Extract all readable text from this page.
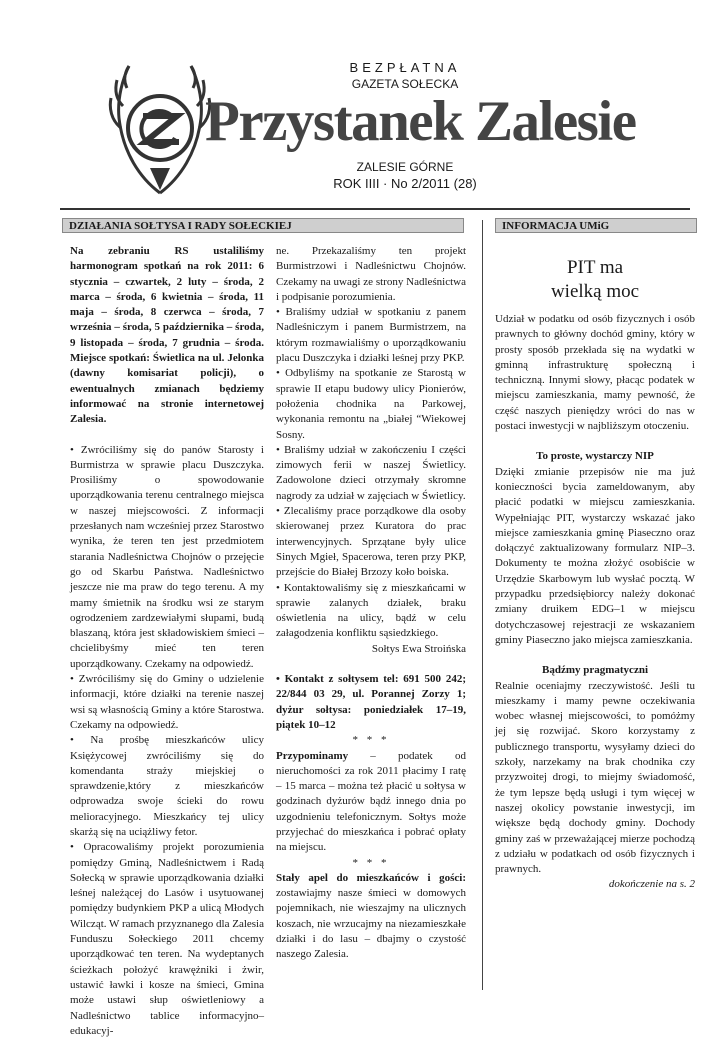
BEZPŁATNA
GAZETA SOŁECKA
Przystanek Zalesie
ZALESIE GÓRNE
ROK IIII · No 2/2011 (28)
DZIAŁANIA SOŁTYSA I RADY SOŁECKIEJ	INFORMACJA UMiG

Na zebraniu RS ustaliliśmy harmonogram spotkań na rok 2011: 6 stycznia – czwartek, 2 luty – środa, 2 marca – środa, 6 kwietnia – środa, 11 maja – środa, 8 czerwca – środa, 7 września – środa, 5 października – środa, 9 listopada – środa, 7 grudnia – środa. Miejsce spotkań: Świetlica na ul. Jelonka (dawny komisariat policji), o ewentualnych zmianach będziemy informować na stronie internetowej Zalesia.

• Zwróciliśmy się do panów Starosty i Burmistrza w sprawie placu Duszczyka. Prosiliśmy o spowodowanie uporządkowania terenu centralnego miejsca w naszej miejscowości. Z informacji przesłanych nam wcześniej przez Starostwo wynika, że teren ten jest przedmiotem starania Nadleśnictwa Chojnów o przejęcie go od Skarbu Państwa. Nadleśnictwo jeszcze nie ma praw do tego terenu. A my mamy śmietnik na środku wsi ze starym ogrodzeniem zardzewiałymi słupami, budą blaszaną, która jest składowiskiem śmieci – chcielibyśmy mieć ten teren uporządkowany. Czekamy na odpowiedź.

• Zwróciliśmy się do Gminy o udzielenie informacji, które działki na terenie naszej wsi są własnością Gminy a które Starostwa. Czekamy na odpowiedź.

• Na prośbę mieszkańców ulicy Księżycowej zwróciliśmy się do komendanta straży miejskiej o sprawdzenie,który z mieszkańców odprowadza swoje ścieki do rowu melioracyjnego. Mieszkańcy tej ulicy skarżą się na uciążliwy fetor.

• Opracowaliśmy projekt porozumienia pomiędzy Gminą, Nadleśnictwem i Radą Sołecką w sprawie uporządkowania działki leśnej należącej do Lasów i usytuowanej pomiędzy budynkiem PKP a ulicą Młodych Wilcząt. W ramach przyznanego dla Zalesia Funduszu Sołeckiego 2011 chcemy uporządkować ten teren. Na wydeptanych ścieżkach położyć krawężniki i żwir, ustawić ławki i kosze na śmieci, Gmina może ustawi słup oświetleniowy a Nadleśnictwo tablice informacyjno– edukacyj-

ne. Przekazaliśmy ten projekt Burmistrzowi i Nadleśnictwu Chojnów. Czekamy na uwagi ze strony Nadleśnictwa i podpisanie porozumienia.

• Braliśmy udział w spotkaniu z panem Nadleśniczym i panem Burmistrzem, na którym rozmawialiśmy o uporządkowaniu placu Duszczyka i działki leśnej przy PKP.

• Odbyliśmy na spotkanie ze Starostą w sprawie II etapu budowy ulicy Pionierów, położenia chodnika na Parkowej, wykonania remontu na „białej “Wiekowej Sosny.

• Braliśmy udział w zakończeniu I części zimowych ferii w naszej Świetlicy. Zadowolone dzieci otrzymały skromne nagrody za udział w zajęciach w Świetlicy.

• Zlecaliśmy prace porządkowe dla osoby skierowanej przez Kuratora do prac interwencyjnych. Sprzątane były ulice Sinych Mgieł, Spacerowa, teren przy PKP, przejście do Białej Brzozy koło boiska.

• Kontaktowaliśmy się z mieszkańcami w sprawie zalanych działek, braku oświetlenia na ulicy, bądź w celu załagodzenia konfliktu sąsiedzkiego.

Sołtys Ewa Stroińska

• Kontakt z sołtysem tel: 691 500 242; 22/844 03 29, ul. Porannej Zorzy 1; dyżur sołtysa: poniedziałek 17–19, piątek 10–12

* * *

Przypominamy – podatek od nieruchomości za rok 2011 płacimy I ratę – 15 marca – można też płacić u sołtysa w godzinach dyżurów bądź innego dnia po uzgodnieniu telefonicznym. Sołtys może przyjechać do mieszkańca i pobrać opłaty na miejscu.

* * *

Stały apel do mieszkańców i gości: zostawiajmy nasze śmieci w domowych pojemnikach, nie wieszajmy na ulicznych koszach, nie wrzucajmy na niezamieszkałe działki i do lasu – dbajmy o czystość naszego Zalesia.

PIT ma

wielką moc

Udział w podatku od osób fizycznych i osób prawnych to główny dochód gminy, który w prosty sposób przekłada się na wydatki w gminną infrastrukturę społeczną i techniczną. Innymi słowy, płacąc podatek w miejscu zamieszkania, mamy pewność, że część naszych pieniędzy wróci do nas w postaci inwestycji w najbliższym otoczeniu.

To proste, wystarczy NIP

Dzięki zmianie przepisów nie ma już konieczności bycia zameldowanym, aby płacić podatki w miejscu zamieszkania. Wypełniając PIT, wystarczy wskazać jako miejsce zamieszkania gminę Piaseczno oraz dołączyć zaktualizowany formularz NIP–3. Dokumenty te można złożyć osobiście w Urzędzie Skarbowym lub wysłać pocztą. W przypadku przedsiębiorcy należy dokonać zmiany druikem EDG–1 w miejscu dotychczasowej rejestracji ze wskazaniem gminy Piaseczno jako miejsca zamieszkania.

Bądźmy pragmatyczni

Realnie oceniajmy rzeczywistość. Jeśli tu mieszkamy i mamy pewne oczekiwania wobec własnej miejscowości, to pomóżmy jej się rozwijać. Skoro korzystamy z publicznego transportu, wysyłamy dzieci do szkoły, narzekamy na brak chodnika czy przyzwoitej drogi, to miejmy świadomość, że tym lepsze będą usługi i tym więcej w naszej okolicy powstanie inwestycji, im większe będą dochody gminy. Dochody gminy zaś w przeważającej mierze pochodzą z udziału w podatkach od osób fizycznych i prawnych.

dokończenie na s. 2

### PROBLEM
Exclude the images and reproduce the remaining data exactly.

### SOLVED PROBLEM
Extract all readable text from this page.
BEZPŁATNA
GAZETA SOŁECKA
Przystanek Zalesie
ZALESIE GÓRNE
ROK IIII · No 2/2011 (28)
DZIAŁANIA SOŁTYSA I RADY SOŁECKIEJ	INFORMACJA UMiG

Na zebraniu RS ustaliliśmy harmonogram spotkań na rok 2011: 6 stycznia – czwartek, 2 luty – środa, 2 marca – środa, 6 kwietnia – środa, 11 maja – środa, 8 czerwca – środa, 7 września – środa, 5 października – środa, 9 listopada – środa, 7 grudnia – środa. Miejsce spotkań: Świetlica na ul. Jelonka (dawny komisariat policji), o ewentualnych zmianach będziemy informować na stronie internetowej Zalesia.

• Zwróciliśmy się do panów Starosty i Burmistrza w sprawie placu Duszczyka. Prosiliśmy o spowodowanie uporządkowania terenu centralnego miejsca w naszej miejscowości. Z informacji przesłanych nam wcześniej przez Starostwo wynika, że teren ten jest przedmiotem starania Nadleśnictwa Chojnów o przejęcie go od Skarbu Państwa. Nadleśnictwo jeszcze nie ma praw do tego terenu. A my mamy śmietnik na środku wsi ze starym ogrodzeniem zardzewiałymi słupami, budą blaszaną, która jest składowiskiem śmieci – chcielibyśmy mieć ten teren uporządkowany. Czekamy na odpowiedź.

• Zwróciliśmy się do Gminy o udzielenie informacji, które działki na terenie naszej wsi są własnością Gminy a które Starostwa. Czekamy na odpowiedź.

• Na prośbę mieszkańców ulicy Księżycowej zwróciliśmy się do komendanta straży miejskiej o sprawdzenie,który z mieszkańców odprowadza swoje ścieki do rowu melioracyjnego. Mieszkańcy tej ulicy skarżą się na uciążliwy fetor.

• Opracowaliśmy projekt porozumienia pomiędzy Gminą, Nadleśnictwem i Radą Sołecką w sprawie uporządkowania działki leśnej należącej do Lasów i usytuowanej pomiędzy budynkiem PKP a ulicą Młodych Wilcząt. W ramach przyznanego dla Zalesia Funduszu Sołeckiego 2011 chcemy uporządkować ten teren. Na wydeptanych ścieżkach położyć krawężniki i żwir, ustawić ławki i kosze na śmieci, Gmina może ustawi słup oświetleniowy a Nadleśnictwo tablice informacyjno– edukacyj-

ne. Przekazaliśmy ten projekt Burmistrzowi i Nadleśnictwu Chojnów. Czekamy na uwagi ze strony Nadleśnictwa i podpisanie porozumienia.

• Braliśmy udział w spotkaniu z panem Nadleśniczym i panem Burmistrzem, na którym rozmawialiśmy o uporządkowaniu placu Duszczyka i działki leśnej przy PKP.

• Odbyliśmy na spotkanie ze Starostą w sprawie II etapu budowy ulicy Pionierów, położenia chodnika na Parkowej, wykonania remontu na „białej “Wiekowej Sosny.

• Braliśmy udział w zakończeniu I części zimowych ferii w naszej Świetlicy. Zadowolone dzieci otrzymały skromne nagrody za udział w zajęciach w Świetlicy.

• Zlecaliśmy prace porządkowe dla osoby skierowanej przez Kuratora do prac interwencyjnych. Sprzątane były ulice Sinych Mgieł, Spacerowa, teren przy PKP, przejście do Białej Brzozy koło boiska.

• Kontaktowaliśmy się z mieszkańcami w sprawie zalanych działek, braku oświetlenia na ulicy, bądź w celu załagodzenia konfliktu sąsiedzkiego.

Sołtys Ewa Stroińska

• Kontakt z sołtysem tel: 691 500 242; 22/844 03 29, ul. Porannej Zorzy 1; dyżur sołtysa: poniedziałek 17–19, piątek 10–12

* * *

Przypominamy – podatek od nieruchomości za rok 2011 płacimy I ratę – 15 marca – można też płacić u sołtysa w godzinach dyżurów bądź innego dnia po uzgodnieniu telefonicznym. Sołtys może przyjechać do mieszkańca i pobrać opłaty na miejscu.

* * *

Stały apel do mieszkańców i gości: zostawiajmy nasze śmieci w domowych pojemnikach, nie wieszajmy na ulicznych koszach, nie wrzucajmy na niezamieszkałe działki i do lasu – dbajmy o czystość naszego Zalesia.

PIT ma

wielką moc

Udział w podatku od osób fizycznych i osób prawnych to główny dochód gminy, który w prosty sposób przekłada się na wydatki w gminną infrastrukturę społeczną i techniczną. Innymi słowy, płacąc podatek w miejscu zamieszkania, mamy pewność, że część naszych pieniędzy wróci do nas w postaci inwestycji w najbliższym otoczeniu.

To proste, wystarczy NIP

Dzięki zmianie przepisów nie ma już konieczności bycia zameldowanym, aby płacić podatki w miejscu zamieszkania. Wypełniając PIT, wystarczy wskazać jako miejsce zamieszkania gminę Piaseczno oraz dołączyć zaktualizowany formularz NIP–3. Dokumenty te można złożyć osobiście w Urzędzie Skarbowym lub wysłać pocztą. W przypadku przedsiębiorcy należy dokonać zmiany druikem EDG–1 w miejscu dotychczasowej rejestracji ze wskazaniem gminy Piaseczno jako miejsca zamieszkania.

Bądźmy pragmatyczni

Realnie oceniajmy rzeczywistość. Jeśli tu mieszkamy i mamy pewne oczekiwania wobec własnej miejscowości, to pomóżmy jej się rozwijać. Skoro korzystamy z publicznego transportu, wysyłamy dzieci do szkoły, narzekamy na brak chodnika czy przyzwoitej drogi, to miejmy świadomość, że tym lepsze będą usługi i tym więcej w naszej okolicy powstanie inwestycji, im większe będą dochody gminy. Dochody gminy zaś w przeważającej mierze pochodzą z udziału w podatkach od osób fizycznych i prawnych.

dokończenie na s. 2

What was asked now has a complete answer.